Extracted text Start Marker

6. RESALE, RENTAL AND TITLE TRANSFER
Purchases are intended for end users only and are not authorized for resale or rental except as expressly permitted below. Commercial use is only permitted for purchasers who hold a valid and active Professional Membership. Without a Professional Membership, commercial use (including but not limited to providing paid services using Sens.ai Products) is prohibited. Unauthorized resale or unauthorized commercial use in violation of this section voids the Warranty.


7. SHIPPING AND DELIVERY
Delivery charges and methods are as described on our website. Delivery dates are estimates and not guaranteed.


8. RETURNS FOR REFUND
We accept returns of undamaged Sens.ai Devices within thirty (30) days of receipt. Purchaser pays return shipping. Refunds apply to purchases from our Store only.


9. COMPATIBILITY
Only products purchased from Sens.ai, Authorized Resellers, or Authorized Partners are compatible. Use of incompatible products is at your own risk.

Extracted text End Marker
Record excerpts Start Marker

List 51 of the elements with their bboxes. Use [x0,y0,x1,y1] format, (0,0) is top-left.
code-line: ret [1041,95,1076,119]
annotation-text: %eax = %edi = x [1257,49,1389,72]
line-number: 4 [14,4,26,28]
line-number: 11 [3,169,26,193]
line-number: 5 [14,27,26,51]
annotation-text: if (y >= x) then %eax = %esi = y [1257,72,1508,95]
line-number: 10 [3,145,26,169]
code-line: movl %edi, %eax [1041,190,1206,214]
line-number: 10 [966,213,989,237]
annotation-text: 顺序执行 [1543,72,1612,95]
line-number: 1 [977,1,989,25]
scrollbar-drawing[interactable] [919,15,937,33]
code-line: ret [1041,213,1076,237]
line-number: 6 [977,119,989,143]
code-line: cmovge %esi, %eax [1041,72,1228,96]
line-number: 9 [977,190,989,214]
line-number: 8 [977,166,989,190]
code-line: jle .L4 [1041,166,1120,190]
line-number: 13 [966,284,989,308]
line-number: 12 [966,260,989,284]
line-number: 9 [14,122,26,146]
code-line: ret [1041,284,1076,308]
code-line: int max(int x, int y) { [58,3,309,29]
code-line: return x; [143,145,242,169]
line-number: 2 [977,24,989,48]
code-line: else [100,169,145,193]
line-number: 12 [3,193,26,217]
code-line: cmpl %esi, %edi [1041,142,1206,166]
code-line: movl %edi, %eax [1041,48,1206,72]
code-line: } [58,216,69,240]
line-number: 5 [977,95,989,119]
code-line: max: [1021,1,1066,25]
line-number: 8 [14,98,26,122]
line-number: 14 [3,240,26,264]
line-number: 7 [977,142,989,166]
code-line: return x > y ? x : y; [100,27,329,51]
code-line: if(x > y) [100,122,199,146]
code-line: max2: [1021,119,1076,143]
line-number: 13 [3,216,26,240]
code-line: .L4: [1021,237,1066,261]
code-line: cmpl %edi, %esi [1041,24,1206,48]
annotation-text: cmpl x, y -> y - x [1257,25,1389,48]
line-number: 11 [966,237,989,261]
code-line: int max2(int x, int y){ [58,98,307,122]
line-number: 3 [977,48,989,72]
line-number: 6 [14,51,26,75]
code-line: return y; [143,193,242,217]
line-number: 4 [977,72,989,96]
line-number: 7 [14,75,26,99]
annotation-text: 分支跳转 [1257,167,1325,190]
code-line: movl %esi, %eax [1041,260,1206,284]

Record excerpts End Marker

## Prompt:
Could you carry on the Sens.ai terms of sale from the end of the compatibility section? The material comes from a separate source and has no connection to the Sens.ai terms.

## The answer:
10. WARRANTIES AND DISCLAIMERS
One-Year Limited Hardware Warranty – Sens.ai Headset. Sens.ai warrants that your Sens.ai Device and accessories are free from defects in materials or workmanship for one year. If applicable local law provides for a longer mandatory warranty period, that longer period will apply. This Warranty does not cover loss, misuse, wear and tear, damage from unauthorized use, or unauthorized modifications. Commercial use by a Professional Member in good standing is authorized and does not void this warranty.


11. MEDICAL DISCLAIMER
Sens.ai provides services for wellness sessions and personal development tracking. The services, products, and any results or content displayed are not intended as medical advice, nor are they a substitute for professional medical diagnosis, treatment, or consultation. Use of Sens.ai does not create a doctor-patient relationship. You should always consult a qualified healthcare provider before starting or modifying any program. You assume full responsibility for your use of the services and any associated risks.


12. LIMITATION OF LIABILITY
We are not liable for any indirect, incidental, or consequential damages. Our liability is limited to the amount paid for the Product.


13. DATA PROTECTION
We process your information in accordance with our Data Principles at www.sens.ai/privacy.


14. ELECTRONIC COMMUNICATIONS
You agree to receive communications electronically and that such communications satisfy any legal requirements.


15. NOTIFICATIONS
We may provide notifications by email, posting on our website, or other methods.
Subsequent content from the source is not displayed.